Carry the explanation of Hegel's system below forward, starting right after its final sentence.

TEXT BLOCK:
=-=-=

This passage (you are quoting) takes something from the general structure of Hegel's Encyclopedia, and mixes it together with a quote from the end of Hegel's (early text) the Phenomenology of Spirit.

Let me start with general things about Hegel's system.

Hegel starts with Logic, which develops all the categories of thinking considered as pure thoughts, without reference to anything external. So Logic discusses basic philosophical categories (being, nothing, existence, cause, effect, finite, infinite, one, many, etc.) and tries to show that each one, if taken in isolation, is self-contradictory. Then, Hegel attempts to show that we can systematically derive the entire system of all philosophical categories based on how they contradict themselves. He does this through what he calls the Dialectical Method

The Logic transitions into the Philosophy of Nature, which dialectically develops all the categories of thinking, yet understood in terms of the "thought of externality." For example, instead of starting with Being, Hegel starts with pure space (space is "externality"). Instead of turning into Becoming, Space turns into Time (time is the movement of becoming with reference to externality. It's not a "pure thought," but the thought of becoming occurring within nature).

The philosophy of nature develops the concept of life, and life itself already shows signs of implicit mental activity. This leads to the final portion of the Encyclopedia, which is The Philosophy of Mind/Spirit.

=-=-=

RECORDED DATA:
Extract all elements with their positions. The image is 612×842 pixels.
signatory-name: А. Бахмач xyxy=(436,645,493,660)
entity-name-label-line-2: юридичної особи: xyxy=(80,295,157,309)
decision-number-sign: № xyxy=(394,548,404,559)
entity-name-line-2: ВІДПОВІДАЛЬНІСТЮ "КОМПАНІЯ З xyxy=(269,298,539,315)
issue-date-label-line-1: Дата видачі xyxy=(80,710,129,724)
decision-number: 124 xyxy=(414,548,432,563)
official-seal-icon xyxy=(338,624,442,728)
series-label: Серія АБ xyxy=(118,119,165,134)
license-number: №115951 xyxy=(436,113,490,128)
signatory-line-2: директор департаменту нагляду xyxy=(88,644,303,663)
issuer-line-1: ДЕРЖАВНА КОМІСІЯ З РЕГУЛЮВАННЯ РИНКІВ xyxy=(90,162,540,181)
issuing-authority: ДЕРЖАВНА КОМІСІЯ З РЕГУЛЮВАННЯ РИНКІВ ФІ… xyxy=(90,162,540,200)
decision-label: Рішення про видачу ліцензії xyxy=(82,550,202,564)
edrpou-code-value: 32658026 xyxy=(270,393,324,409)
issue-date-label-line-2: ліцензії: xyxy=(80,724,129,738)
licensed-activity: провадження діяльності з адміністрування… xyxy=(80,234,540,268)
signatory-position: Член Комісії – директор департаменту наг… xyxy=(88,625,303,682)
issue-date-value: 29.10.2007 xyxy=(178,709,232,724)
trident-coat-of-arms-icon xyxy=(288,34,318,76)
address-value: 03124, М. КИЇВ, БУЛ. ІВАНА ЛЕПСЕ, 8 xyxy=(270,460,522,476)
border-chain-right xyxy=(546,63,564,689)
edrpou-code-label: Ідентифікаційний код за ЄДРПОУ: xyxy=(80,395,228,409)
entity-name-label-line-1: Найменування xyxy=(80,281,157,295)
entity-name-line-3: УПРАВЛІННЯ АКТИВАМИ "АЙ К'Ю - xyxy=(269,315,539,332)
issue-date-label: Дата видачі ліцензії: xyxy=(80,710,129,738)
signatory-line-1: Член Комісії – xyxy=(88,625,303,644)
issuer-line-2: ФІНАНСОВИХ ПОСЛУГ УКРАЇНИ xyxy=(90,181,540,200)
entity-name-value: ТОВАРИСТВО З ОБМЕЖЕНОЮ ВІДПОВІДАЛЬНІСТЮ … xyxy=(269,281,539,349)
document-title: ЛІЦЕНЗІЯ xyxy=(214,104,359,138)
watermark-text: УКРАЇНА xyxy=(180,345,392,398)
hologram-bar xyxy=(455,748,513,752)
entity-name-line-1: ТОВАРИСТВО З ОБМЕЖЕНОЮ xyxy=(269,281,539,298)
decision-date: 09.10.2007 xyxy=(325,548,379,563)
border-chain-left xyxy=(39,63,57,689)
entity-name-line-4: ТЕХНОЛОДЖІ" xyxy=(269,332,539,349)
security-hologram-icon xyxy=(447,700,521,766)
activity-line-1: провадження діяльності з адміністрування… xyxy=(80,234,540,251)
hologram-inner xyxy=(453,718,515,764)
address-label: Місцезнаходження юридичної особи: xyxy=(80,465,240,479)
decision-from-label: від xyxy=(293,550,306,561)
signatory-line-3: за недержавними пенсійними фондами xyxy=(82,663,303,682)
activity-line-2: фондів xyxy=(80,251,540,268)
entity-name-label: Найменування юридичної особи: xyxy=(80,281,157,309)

=-=-=

EXERCISE OUTPUT:
Now Logic was already engaged with mind, because the Logic is a science of pure thought. So in this sense, the Philosophy of Mind is a return to itself from out of the externality of nature. Yet the Philosophy of Mind examines what we might call "embodied thought", or thought considered as it develops itself through the concrete activity of minds. This book of the Encyclopedia will end by discussing different attempts to give expression to the idea of "absolute mind/spirit", including various forms of representational art and the content of various religions. Yet for Hegel, absolute spirit is philosophy, which is in fact "thought thinking itself," what Aristotle described as God. Philosophy is the system itself, which Logic expresses as a science of various logical categories, nature as thinking that's external to itself, and mind/spirit as thinking that has returned to itself out of nature and attempted to understand itself concretely as its own activity.


Logic: pure thoughts, thinking about thinking.

Nature: thoughts but of nature, of external things, thinking about thinking about things outside of thinking.

Mind/Spirit: thoughts about mind, or thinking about thinking. Yet different from Logic because mind as "evolved" as it were out of nature, and thus is a return of mind to itself out of nature.

Answer to your question

So then, you asked about history. Importantly, Hegel understands the history of philosophy to have a certain affinity to the logical development of the logical system itself. For example, Parmenides puts "being" as his first principle, Buddhism puts "nothing" as its first principle, Heraclitus puts "becoming" as his first principle, and so on. So we could see the history of philosophy as a history of various attempts of the mind, or thinking, to know itself.

Moreover, he understands world history to be a progressive attempt to realize the concept of freedom concretely.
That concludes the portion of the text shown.